___ The records ___
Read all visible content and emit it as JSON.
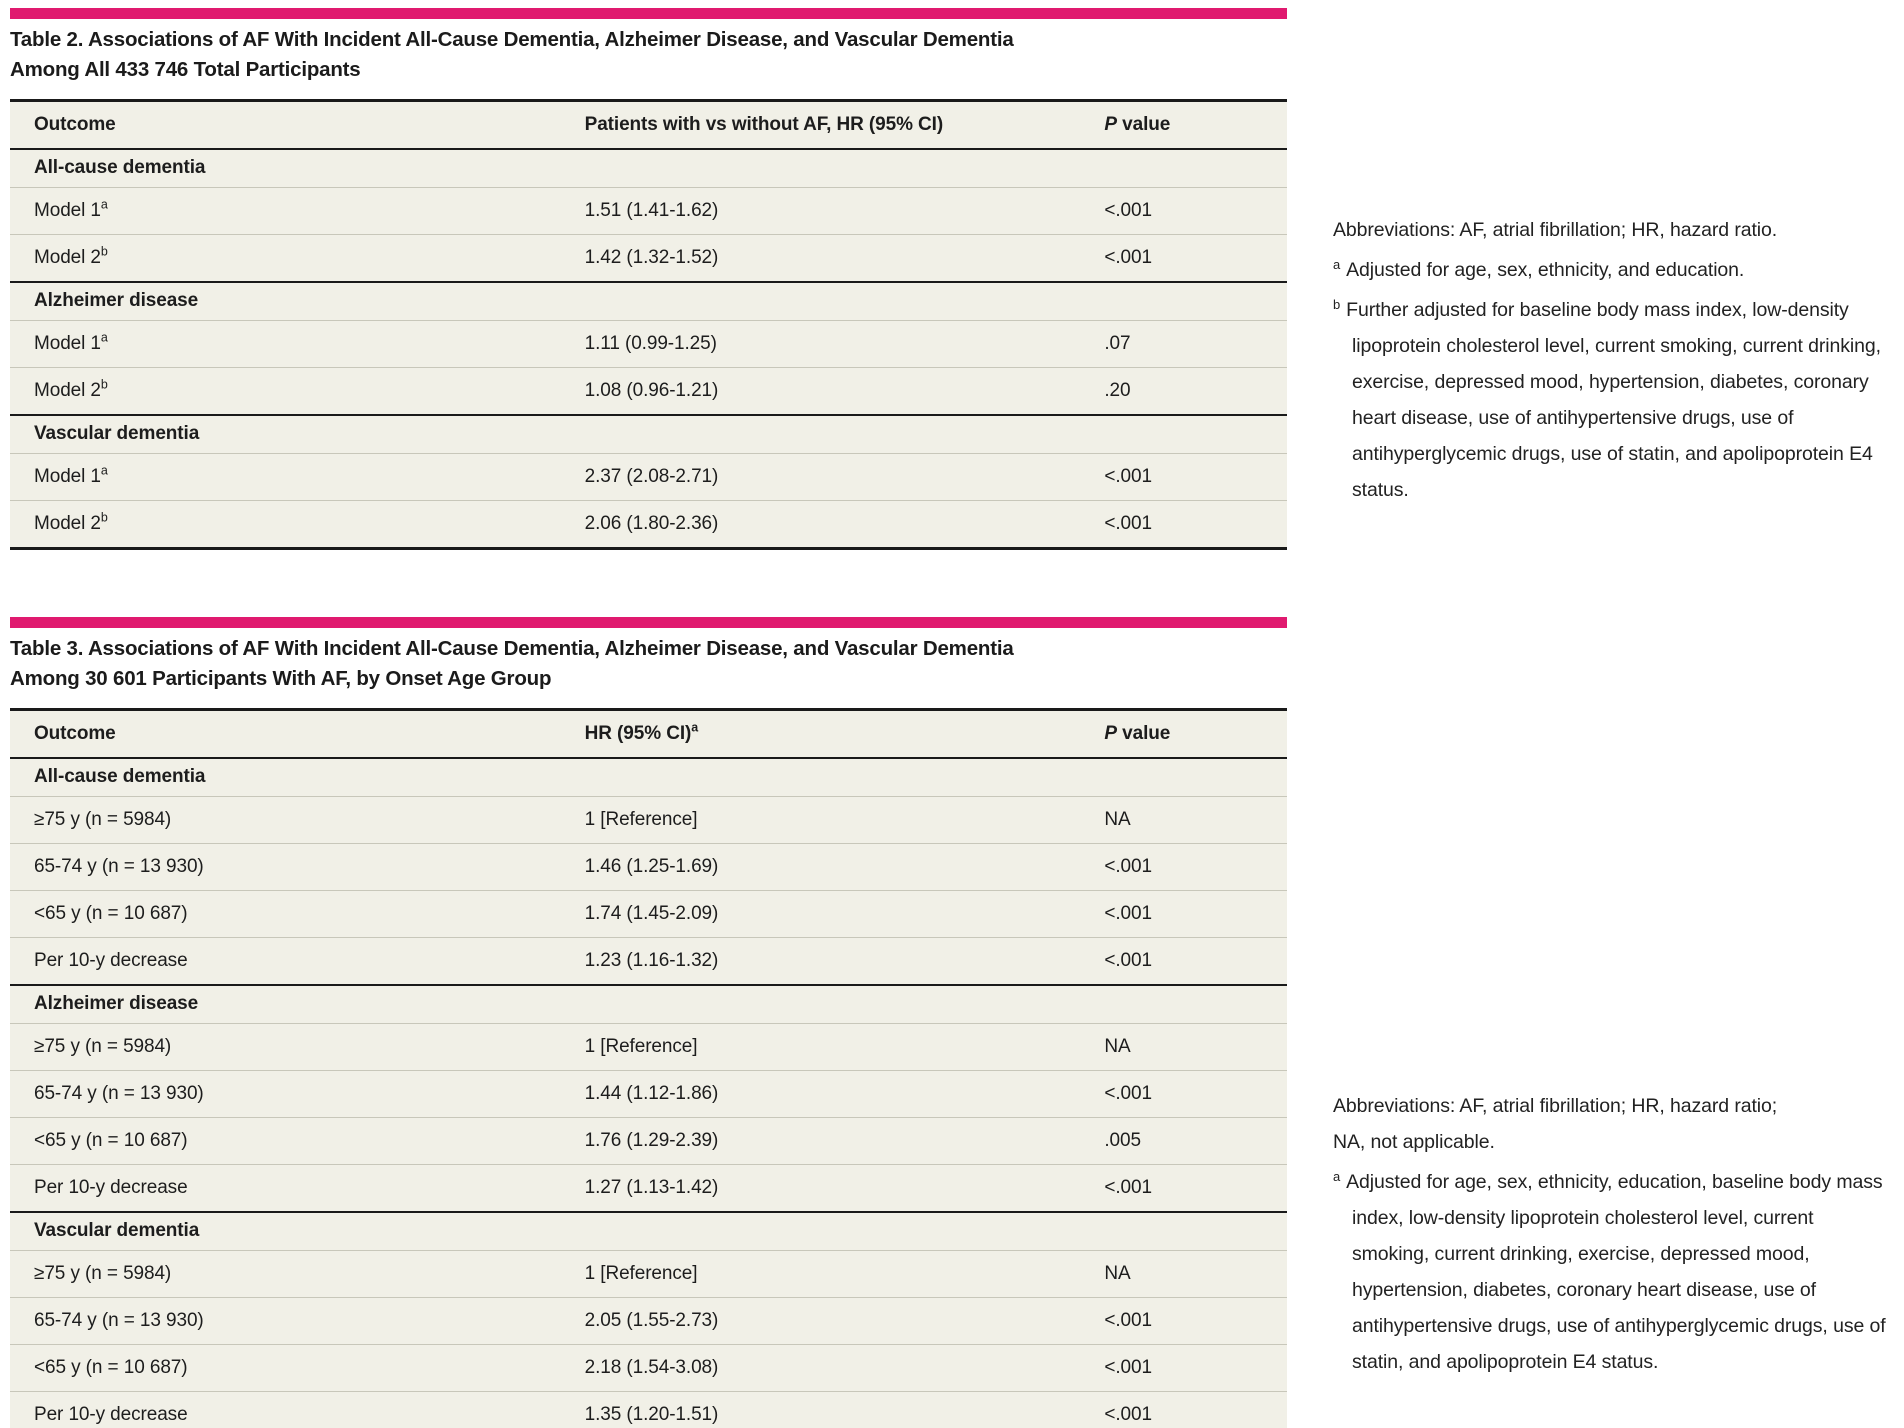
{
  "colors": {
    "accent": "#e01a6f",
    "page_bg": "#ffffff",
    "table_bg": "#f1f0e7",
    "rule": "#1a1a1a",
    "thin_rule": "#c8c7ba",
    "text": "#1d1d1d"
  },
  "tables": [
    {
      "title": "Table 2. Associations of AF With Incident All-Cause Dementia, Alzheimer Disease, and Vascular Dementia Among All 433 746 Total Participants",
      "columns": [
        {
          "text": "Outcome"
        },
        {
          "text": "Patients with vs without AF, HR (95% CI)"
        },
        {
          "italic": "P",
          "text": " value"
        }
      ],
      "sections": [
        {
          "label": "All-cause dementia",
          "rows": [
            {
              "label": "Model 1",
              "sup": "a",
              "hr": "1.51 (1.41-1.62)",
              "p": "<.001"
            },
            {
              "label": "Model 2",
              "sup": "b",
              "hr": "1.42 (1.32-1.52)",
              "p": "<.001"
            }
          ]
        },
        {
          "label": "Alzheimer disease",
          "rows": [
            {
              "label": "Model 1",
              "sup": "a",
              "hr": "1.11 (0.99-1.25)",
              "p": ".07"
            },
            {
              "label": "Model 2",
              "sup": "b",
              "hr": "1.08 (0.96-1.21)",
              "p": ".20"
            }
          ]
        },
        {
          "label": "Vascular dementia",
          "rows": [
            {
              "label": "Model 1",
              "sup": "a",
              "hr": "2.37 (2.08-2.71)",
              "p": "<.001"
            },
            {
              "label": "Model 2",
              "sup": "b",
              "hr": "2.06 (1.80-2.36)",
              "p": "<.001"
            }
          ]
        }
      ],
      "notes": [
        {
          "marker": "",
          "text": "Abbreviations: AF, atrial fibrillation; HR, hazard ratio."
        },
        {
          "marker": "a",
          "text": "Adjusted for age, sex, ethnicity, and education."
        },
        {
          "marker": "b",
          "text": "Further adjusted for baseline body mass index, low-density lipoprotein cholesterol level, current smoking, current drinking, exercise, depressed mood, hypertension, diabetes, coronary heart disease, use of antihypertensive drugs, use of antihyperglycemic drugs, use of statin, and apolipoprotein E4 status."
        }
      ]
    },
    {
      "title": "Table 3. Associations of AF With Incident All-Cause Dementia, Alzheimer Disease, and Vascular Dementia Among 30 601 Participants With AF, by Onset Age Group",
      "columns": [
        {
          "text": "Outcome"
        },
        {
          "text": "HR (95% CI)",
          "sup": "a"
        },
        {
          "italic": "P",
          "text": " value"
        }
      ],
      "sections": [
        {
          "label": "All-cause dementia",
          "rows": [
            {
              "label": "≥75 y (n = 5984)",
              "sup": "",
              "hr": "1 [Reference]",
              "p": "NA"
            },
            {
              "label": "65-74 y (n = 13 930)",
              "sup": "",
              "hr": "1.46 (1.25-1.69)",
              "p": "<.001"
            },
            {
              "label": "<65 y (n = 10 687)",
              "sup": "",
              "hr": "1.74 (1.45-2.09)",
              "p": "<.001"
            },
            {
              "label": "Per 10-y decrease",
              "sup": "",
              "hr": "1.23 (1.16-1.32)",
              "p": "<.001"
            }
          ]
        },
        {
          "label": "Alzheimer disease",
          "rows": [
            {
              "label": "≥75 y (n = 5984)",
              "sup": "",
              "hr": "1 [Reference]",
              "p": "NA"
            },
            {
              "label": "65-74 y (n = 13 930)",
              "sup": "",
              "hr": "1.44 (1.12-1.86)",
              "p": "<.001"
            },
            {
              "label": "<65 y (n = 10 687)",
              "sup": "",
              "hr": "1.76 (1.29-2.39)",
              "p": ".005"
            },
            {
              "label": "Per 10-y decrease",
              "sup": "",
              "hr": "1.27 (1.13-1.42)",
              "p": "<.001"
            }
          ]
        },
        {
          "label": "Vascular dementia",
          "rows": [
            {
              "label": "≥75 y (n = 5984)",
              "sup": "",
              "hr": "1 [Reference]",
              "p": "NA"
            },
            {
              "label": "65-74 y (n = 13 930)",
              "sup": "",
              "hr": "2.05 (1.55-2.73)",
              "p": "<.001"
            },
            {
              "label": "<65 y (n = 10 687)",
              "sup": "",
              "hr": "2.18 (1.54-3.08)",
              "p": "<.001"
            },
            {
              "label": "Per 10-y decrease",
              "sup": "",
              "hr": "1.35 (1.20-1.51)",
              "p": "<.001"
            }
          ]
        }
      ],
      "notes": [
        {
          "marker": "",
          "text": "Abbreviations: AF, atrial fibrillation; HR, hazard ratio;\nNA, not applicable."
        },
        {
          "marker": "a",
          "text": "Adjusted for age, sex, ethnicity, education, baseline body mass index, low-density lipoprotein cholesterol level, current smoking, current drinking, exercise, depressed mood, hypertension, diabetes, coronary heart disease, use of antihypertensive drugs, use of antihyperglycemic drugs, use of statin, and apolipoprotein E4 status."
        }
      ]
    }
  ]
}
___
### What this task involves
Each record above is to be returned unchanged, while any picture it holds stays out.

### Task solution
Read all visible content and emit it as JSON.
{
  "colors": {
    "accent": "#e01a6f",
    "page_bg": "#ffffff",
    "table_bg": "#f1f0e7",
    "rule": "#1a1a1a",
    "thin_rule": "#c8c7ba",
    "text": "#1d1d1d"
  },
  "tables": [
    {
      "title": "Table 2. Associations of AF With Incident All-Cause Dementia, Alzheimer Disease, and Vascular Dementia Among All 433 746 Total Participants",
      "columns": [
        {
          "text": "Outcome"
        },
        {
          "text": "Patients with vs without AF, HR (95% CI)"
        },
        {
          "italic": "P",
          "text": " value"
        }
      ],
      "sections": [
        {
          "label": "All-cause dementia",
          "rows": [
            {
              "label": "Model 1",
              "sup": "a",
              "hr": "1.51 (1.41-1.62)",
              "p": "<.001"
            },
            {
              "label": "Model 2",
              "sup": "b",
              "hr": "1.42 (1.32-1.52)",
              "p": "<.001"
            }
          ]
        },
        {
          "label": "Alzheimer disease",
          "rows": [
            {
              "label": "Model 1",
              "sup": "a",
              "hr": "1.11 (0.99-1.25)",
              "p": ".07"
            },
            {
              "label": "Model 2",
              "sup": "b",
              "hr": "1.08 (0.96-1.21)",
              "p": ".20"
            }
          ]
        },
        {
          "label": "Vascular dementia",
          "rows": [
            {
              "label": "Model 1",
              "sup": "a",
              "hr": "2.37 (2.08-2.71)",
              "p": "<.001"
            },
            {
              "label": "Model 2",
              "sup": "b",
              "hr": "2.06 (1.80-2.36)",
              "p": "<.001"
            }
          ]
        }
      ],
      "notes": [
        {
          "marker": "",
          "text": "Abbreviations: AF, atrial fibrillation; HR, hazard ratio."
        },
        {
          "marker": "a",
          "text": "Adjusted for age, sex, ethnicity, and education."
        },
        {
          "marker": "b",
          "text": "Further adjusted for baseline body mass index, low-density lipoprotein cholesterol level, current smoking, current drinking, exercise, depressed mood, hypertension, diabetes, coronary heart disease, use of antihypertensive drugs, use of antihyperglycemic drugs, use of statin, and apolipoprotein E4 status."
        }
      ]
    },
    {
      "title": "Table 3. Associations of AF With Incident All-Cause Dementia, Alzheimer Disease, and Vascular Dementia Among 30 601 Participants With AF, by Onset Age Group",
      "columns": [
        {
          "text": "Outcome"
        },
        {
          "text": "HR (95% CI)",
          "sup": "a"
        },
        {
          "italic": "P",
          "text": " value"
        }
      ],
      "sections": [
        {
          "label": "All-cause dementia",
          "rows": [
            {
              "label": "≥75 y (n = 5984)",
              "sup": "",
              "hr": "1 [Reference]",
              "p": "NA"
            },
            {
              "label": "65-74 y (n = 13 930)",
              "sup": "",
              "hr": "1.46 (1.25-1.69)",
              "p": "<.001"
            },
            {
              "label": "<65 y (n = 10 687)",
              "sup": "",
              "hr": "1.74 (1.45-2.09)",
              "p": "<.001"
            },
            {
              "label": "Per 10-y decrease",
              "sup": "",
              "hr": "1.23 (1.16-1.32)",
              "p": "<.001"
            }
          ]
        },
        {
          "label": "Alzheimer disease",
          "rows": [
            {
              "label": "≥75 y (n = 5984)",
              "sup": "",
              "hr": "1 [Reference]",
              "p": "NA"
            },
            {
              "label": "65-74 y (n = 13 930)",
              "sup": "",
              "hr": "1.44 (1.12-1.86)",
              "p": "<.001"
            },
            {
              "label": "<65 y (n = 10 687)",
              "sup": "",
              "hr": "1.76 (1.29-2.39)",
              "p": ".005"
            },
            {
              "label": "Per 10-y decrease",
              "sup": "",
              "hr": "1.27 (1.13-1.42)",
              "p": "<.001"
            }
          ]
        },
        {
          "label": "Vascular dementia",
          "rows": [
            {
              "label": "≥75 y (n = 5984)",
              "sup": "",
              "hr": "1 [Reference]",
              "p": "NA"
            },
            {
              "label": "65-74 y (n = 13 930)",
              "sup": "",
              "hr": "2.05 (1.55-2.73)",
              "p": "<.001"
            },
            {
              "label": "<65 y (n = 10 687)",
              "sup": "",
              "hr": "2.18 (1.54-3.08)",
              "p": "<.001"
            },
            {
              "label": "Per 10-y decrease",
              "sup": "",
              "hr": "1.35 (1.20-1.51)",
              "p": "<.001"
            }
          ]
        }
      ],
      "notes": [
        {
          "marker": "",
          "text": "Abbreviations: AF, atrial fibrillation; HR, hazard ratio;\nNA, not applicable."
        },
        {
          "marker": "a",
          "text": "Adjusted for age, sex, ethnicity, education, baseline body mass index, low-density lipoprotein cholesterol level, current smoking, current drinking, exercise, depressed mood, hypertension, diabetes, coronary heart disease, use of antihypertensive drugs, use of antihyperglycemic drugs, use of statin, and apolipoprotein E4 status."
        }
      ]
    }
  ]
}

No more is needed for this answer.